**INSTRUCTIONS TO FOLLOW**
Select every line containing the word "text" from the material, and copy those lines.

● ● ● ● ● ● ●

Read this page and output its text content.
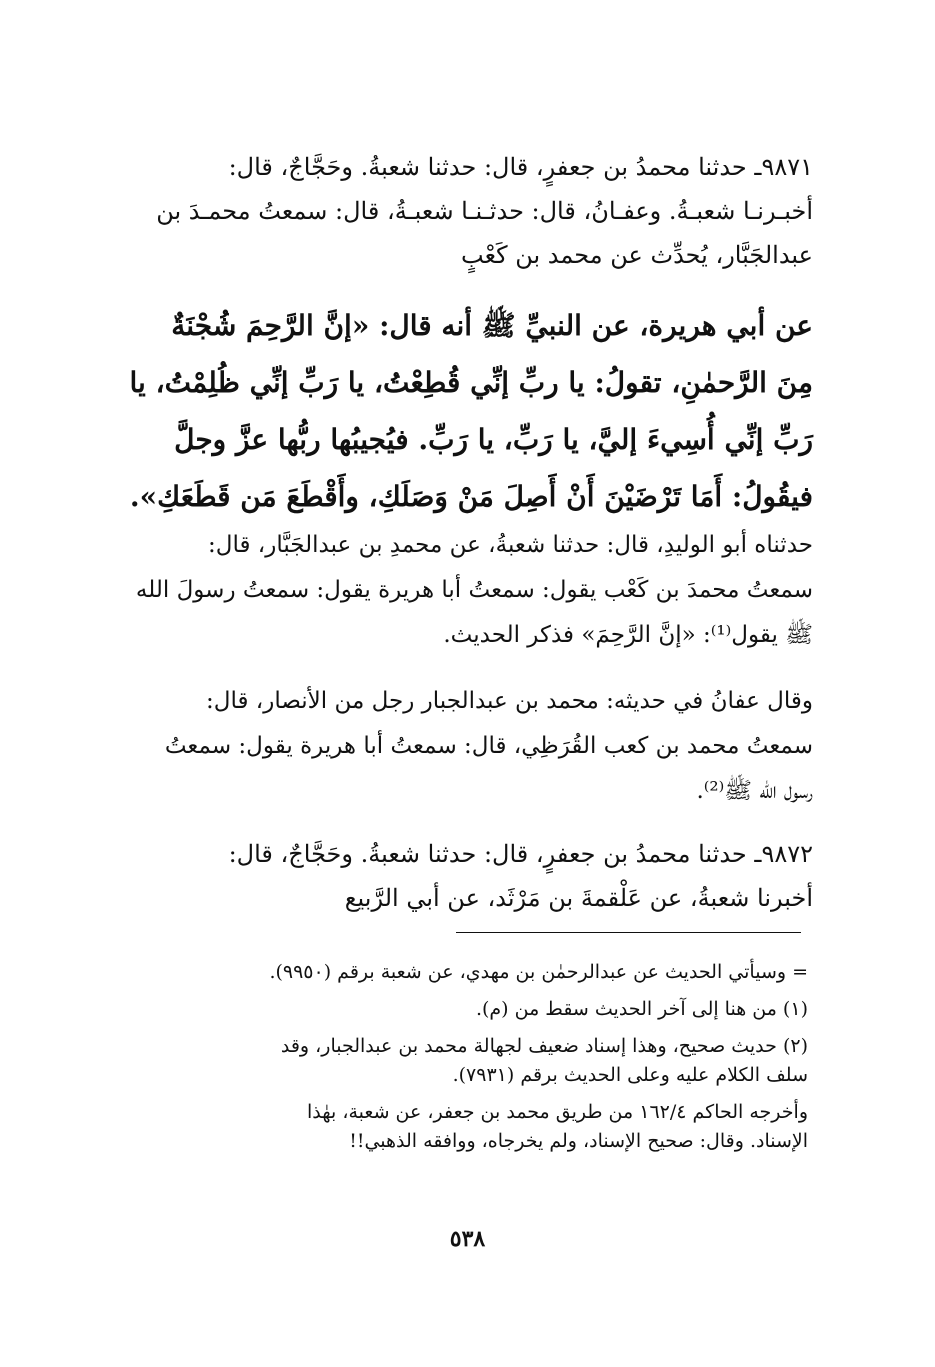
٩٨٧١ـ حدثنا محمدُ بن جعفرٍ، قال: حدثنا شعبةُ. وحَجَّاجٌ، قال:
أخبـرنـا شعبـةُ. وعفـانُ، قال: حدثـنـا شعبـةُ، قال: سمعتُ محمـدَ بن
عبدالجَبَّار، يُحدِّث عن محمد بن كَعْبٍ
عن أبي هريرة، عن النبيِّ ﷺ أنه قال: «إنَّ الرَّحِمَ شُجْنَةٌ
مِنَ الرَّحمٰنِ، تقولُ: يا ربِّ إنِّي قُطِعْتُ، يا رَبِّ إنِّي ظُلِمْتُ، يا
رَبِّ إنِّي أُسِيءَ إليَّ، يا رَبِّ، يا رَبِّ. فيُجيبُها ربُّها عزَّ وجلَّ
فيقُولُ: أَمَا تَرْضَيْنَ أَنْ أَصِلَ مَنْ وَصَلَكِ، وأَقْطَعَ مَن قَطَعَكِ».
حدثناه أبو الوليدِ، قال: حدثنا شعبةُ، عن محمدِ بن عبدالجَبَّار، قال:
سمعتُ محمدَ بن كَعْب يقول: سمعتُ أبا هريرة يقول: سمعتُ رسولَ الله
ﷺ يقول⁽¹⁾: «إنَّ الرَّحِمَ» فذكر الحديث.
وقال عفانُ في حديثه: محمد بن عبدالجبار رجل من الأنصار، قال:
سمعتُ محمد بن كعب القُرَظِي، قال: سمعتُ أبا هريرة يقول: سمعتُ
رسول الله ﷺ⁽²⁾.
٩٨٧٢ـ حدثنا محمدُ بن جعفرٍ، قال: حدثنا شعبةُ. وحَجَّاجٌ، قال:
أخبرنا شعبةُ، عن عَلْقمةَ بن مَرْثَد، عن أبي الرَّبيع
= وسيأتي الحديث عن عبدالرحمٰن بن مهدي، عن شعبة برقم (٩٩٥٠).
(١) من هنا إلى آخر الحديث سقط من (م).
(٢) حديث صحيح، وهذا إسناد ضعيف لجهالة محمد بن عبدالجبار، وقد
سلف الكلام عليه وعلى الحديث برقم (٧٩٣١).
وأخرجه الحاكم ١٦٢/٤ من طريق محمد بن جعفر، عن شعبة، بهٰذا
الإسناد. وقال: صحيح الإسناد، ولم يخرجاه، ووافقه الذهبي!!
٥٣٨
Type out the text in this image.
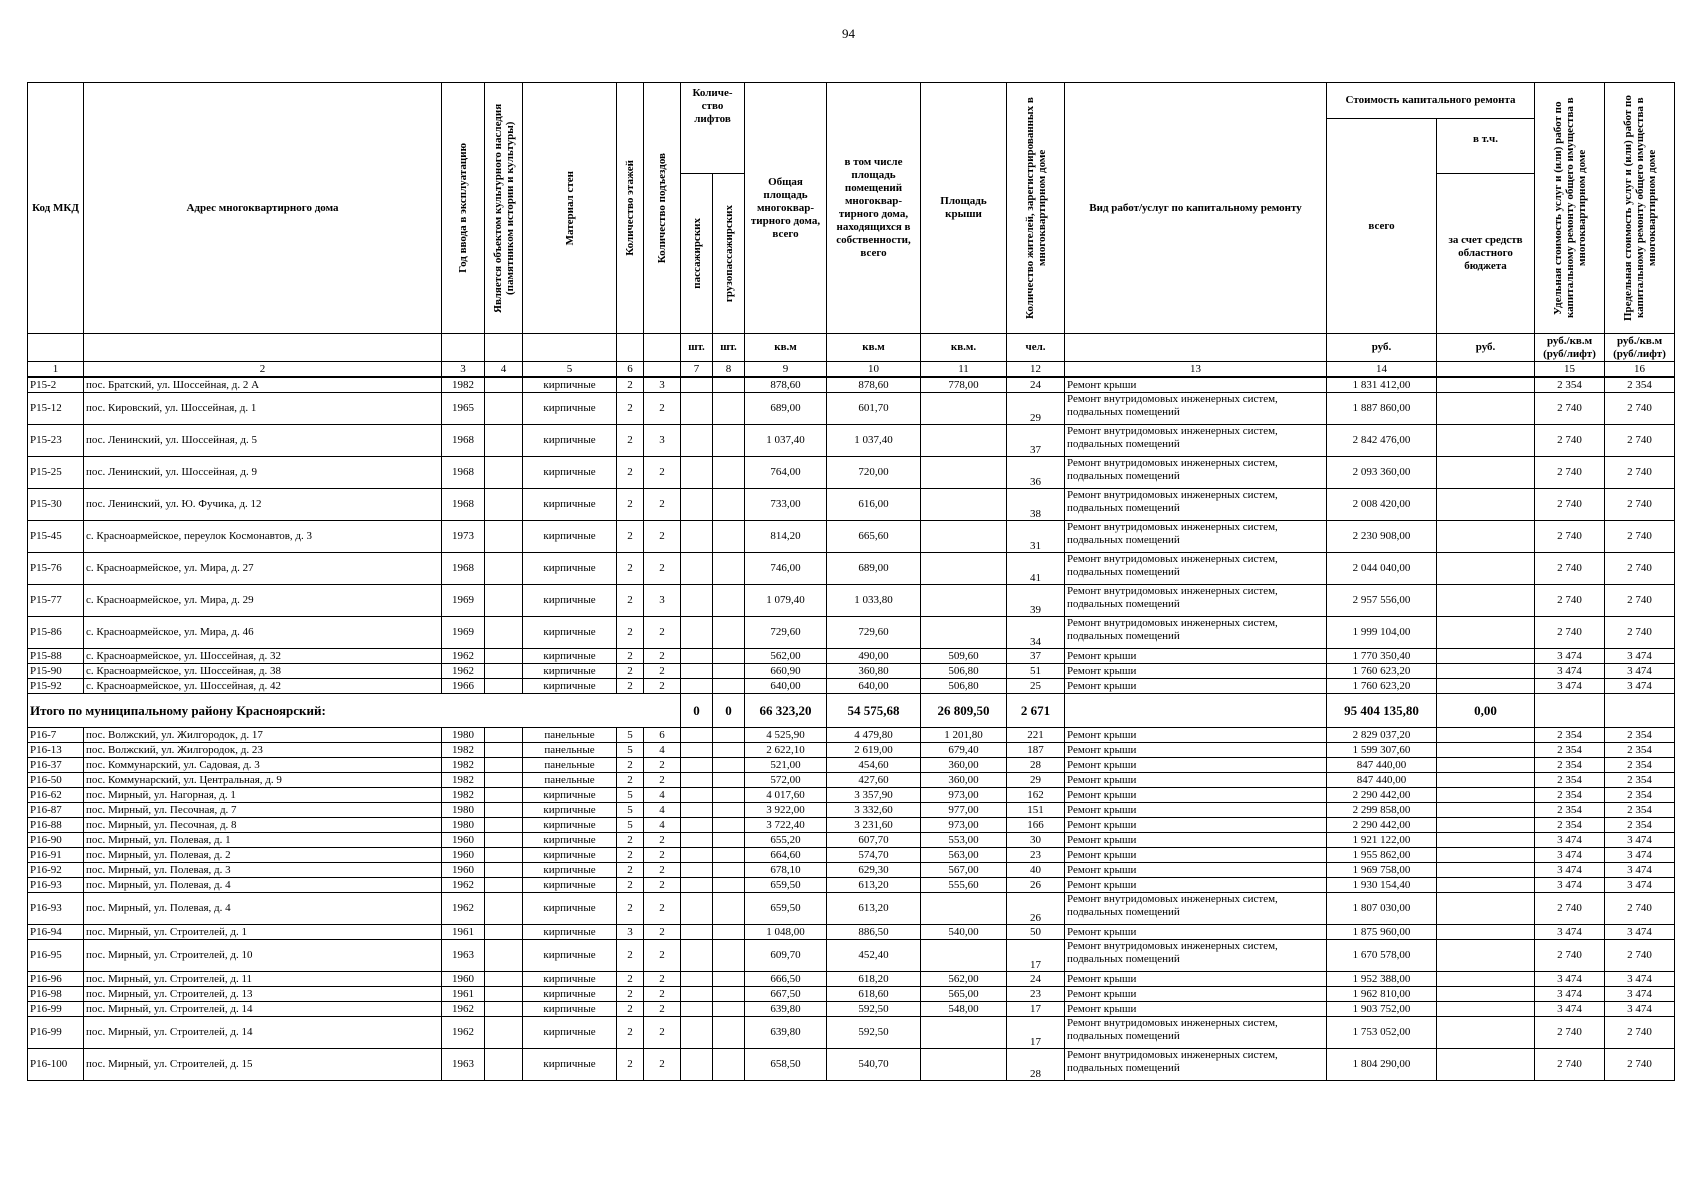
94
Код МКД	Адрес многоквартирного дома	Год ввода в эксплуатацию	Является объектом культурного наследия (памятником истории и культуры)	Материал стен	Количество этажей	Количество подъездов	Количе-ство лифтов		Общая площадь многоквар-тирного дома, всего	в том числе площадь помещений многоквар-тирного дома, находящихся в собственности, всего	Площадь крыши	Количество жителей, зарегистрированных в многоквартирном доме	Вид работ/услуг по капитальному ремонту	Стоимость капитального ремонта		Удельная стоимость услуг и (или) работ по капитальному ремонту общего имущества в многоквартирном доме	Предельная стоимость услуг и (или) работ по капитальному ремонту общего имущества в многоквартирном доме

														всего	в т.ч.		

							пассажирских	грузопассажирских							за счет средств областного бюджета		
							шт.	шт.	кв.м	кв.м	кв.м.	чел.		руб.	руб.	руб./кв.м (руб/лифт)	руб./кв.м (руб/лифт)
1	2	3	4	5	6		7	8	9	10	11	12	13	14		15	16
Р15-2	пос. Братский, ул. Шоссейная, д. 2 А	1982		кирпичные	2	3			878,60	878,60	778,00	24	Ремонт крыши	1 831 412,00		2 354	2 354
Р15-12	пос. Кировский, ул. Шоссейная, д. 1	1965		кирпичные	2	2			689,00	601,70		29	Ремонт внутридомовых инженерных систем, подвальных помещений	1 887 860,00		2 740	2 740
Р15-23	пос. Ленинский, ул. Шоссейная, д. 5	1968		кирпичные	2	3			1 037,40	1 037,40		37	Ремонт внутридомовых инженерных систем, подвальных помещений	2 842 476,00		2 740	2 740
Р15-25	пос. Ленинский, ул. Шоссейная, д. 9	1968		кирпичные	2	2			764,00	720,00		36	Ремонт внутридомовых инженерных систем, подвальных помещений	2 093 360,00		2 740	2 740
Р15-30	пос. Ленинский, ул. Ю. Фучика, д. 12	1968		кирпичные	2	2			733,00	616,00		38	Ремонт внутридомовых инженерных систем, подвальных помещений	2 008 420,00		2 740	2 740
Р15-45	с. Красноармейское, переулок Космонавтов, д. 3	1973		кирпичные	2	2			814,20	665,60		31	Ремонт внутридомовых инженерных систем, подвальных помещений	2 230 908,00		2 740	2 740
Р15-76	с. Красноармейское, ул. Мира, д. 27	1968		кирпичные	2	2			746,00	689,00		41	Ремонт внутридомовых инженерных систем, подвальных помещений	2 044 040,00		2 740	2 740
Р15-77	с. Красноармейское, ул. Мира, д. 29	1969		кирпичные	2	3			1 079,40	1 033,80		39	Ремонт внутридомовых инженерных систем, подвальных помещений	2 957 556,00		2 740	2 740
Р15-86	с. Красноармейское, ул. Мира, д. 46	1969		кирпичные	2	2			729,60	729,60		34	Ремонт внутридомовых инженерных систем, подвальных помещений	1 999 104,00		2 740	2 740
Р15-88	с. Красноармейское, ул. Шоссейная, д. 32	1962		кирпичные	2	2			562,00	490,00	509,60	37	Ремонт крыши	1 770 350,40		3 474	3 474
Р15-90	с. Красноармейское, ул. Шоссейная, д. 38	1962		кирпичные	2	2			660,90	360,80	506,80	51	Ремонт крыши	1 760 623,20		3 474	3 474
Р15-92	с. Красноармейское, ул. Шоссейная, д. 42	1966		кирпичные	2	2			640,00	640,00	506,80	25	Ремонт крыши	1 760 623,20		3 474	3 474
Итого по муниципальному району Красноярский:							0	0	66 323,20	54 575,68	26 809,50	2 671		95 404 135,80	0,00		
Р16-7	пос. Волжский, ул. Жилгородок, д. 17	1980		панельные	5	6			4 525,90	4 479,80	1 201,80	221	Ремонт крыши	2 829 037,20		2 354	2 354
Р16-13	пос. Волжский, ул. Жилгородок, д. 23	1982		панельные	5	4			2 622,10	2 619,00	679,40	187	Ремонт крыши	1 599 307,60		2 354	2 354
Р16-37	пос. Коммунарский, ул. Садовая, д. 3	1982		панельные	2	2			521,00	454,60	360,00	28	Ремонт крыши	847 440,00		2 354	2 354
Р16-50	пос. Коммунарский, ул. Центральная, д. 9	1982		панельные	2	2			572,00	427,60	360,00	29	Ремонт крыши	847 440,00		2 354	2 354
Р16-62	пос. Мирный, ул. Нагорная, д. 1	1982		кирпичные	5	4			4 017,60	3 357,90	973,00	162	Ремонт крыши	2 290 442,00		2 354	2 354
Р16-87	пос. Мирный, ул. Песочная, д. 7	1980		кирпичные	5	4			3 922,00	3 332,60	977,00	151	Ремонт крыши	2 299 858,00		2 354	2 354
Р16-88	пос. Мирный, ул. Песочная, д. 8	1980		кирпичные	5	4			3 722,40	3 231,60	973,00	166	Ремонт крыши	2 290 442,00		2 354	2 354
Р16-90	пос. Мирный, ул. Полевая, д. 1	1960		кирпичные	2	2			655,20	607,70	553,00	30	Ремонт крыши	1 921 122,00		3 474	3 474
Р16-91	пос. Мирный, ул. Полевая, д. 2	1960		кирпичные	2	2			664,60	574,70	563,00	23	Ремонт крыши	1 955 862,00		3 474	3 474
Р16-92	пос. Мирный, ул. Полевая, д. 3	1960		кирпичные	2	2			678,10	629,30	567,00	40	Ремонт крыши	1 969 758,00		3 474	3 474
Р16-93	пос. Мирный, ул. Полевая, д. 4	1962		кирпичные	2	2			659,50	613,20	555,60	26	Ремонт крыши	1 930 154,40		3 474	3 474
Р16-93	пос. Мирный, ул. Полевая, д. 4	1962		кирпичные	2	2			659,50	613,20		26	Ремонт внутридомовых инженерных систем, подвальных помещений	1 807 030,00		2 740	2 740
Р16-94	пос. Мирный, ул. Строителей, д. 1	1961		кирпичные	3	2			1 048,00	886,50	540,00	50	Ремонт крыши	1 875 960,00		3 474	3 474
Р16-95	пос. Мирный, ул. Строителей, д. 10	1963		кирпичные	2	2			609,70	452,40		17	Ремонт внутридомовых инженерных систем, подвальных помещений	1 670 578,00		2 740	2 740
Р16-96	пос. Мирный, ул. Строителей, д. 11	1960		кирпичные	2	2			666,50	618,20	562,00	24	Ремонт крыши	1 952 388,00		3 474	3 474
Р16-98	пос. Мирный, ул. Строителей, д. 13	1961		кирпичные	2	2			667,50	618,60	565,00	23	Ремонт крыши	1 962 810,00		3 474	3 474
Р16-99	пос. Мирный, ул. Строителей, д. 14	1962		кирпичные	2	2			639,80	592,50	548,00	17	Ремонт крыши	1 903 752,00		3 474	3 474
Р16-99	пос. Мирный, ул. Строителей, д. 14	1962		кирпичные	2	2			639,80	592,50		17	Ремонт внутридомовых инженерных систем, подвальных помещений	1 753 052,00		2 740	2 740
Р16-100	пос. Мирный, ул. Строителей, д. 15	1963		кирпичные	2	2			658,50	540,70		28	Ремонт внутридомовых инженерных систем, подвальных помещений	1 804 290,00		2 740	2 740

● ● ● ● ● ● ●

**TASK RESPONSE**
Read this page and output its text content.
Type out the text in this image.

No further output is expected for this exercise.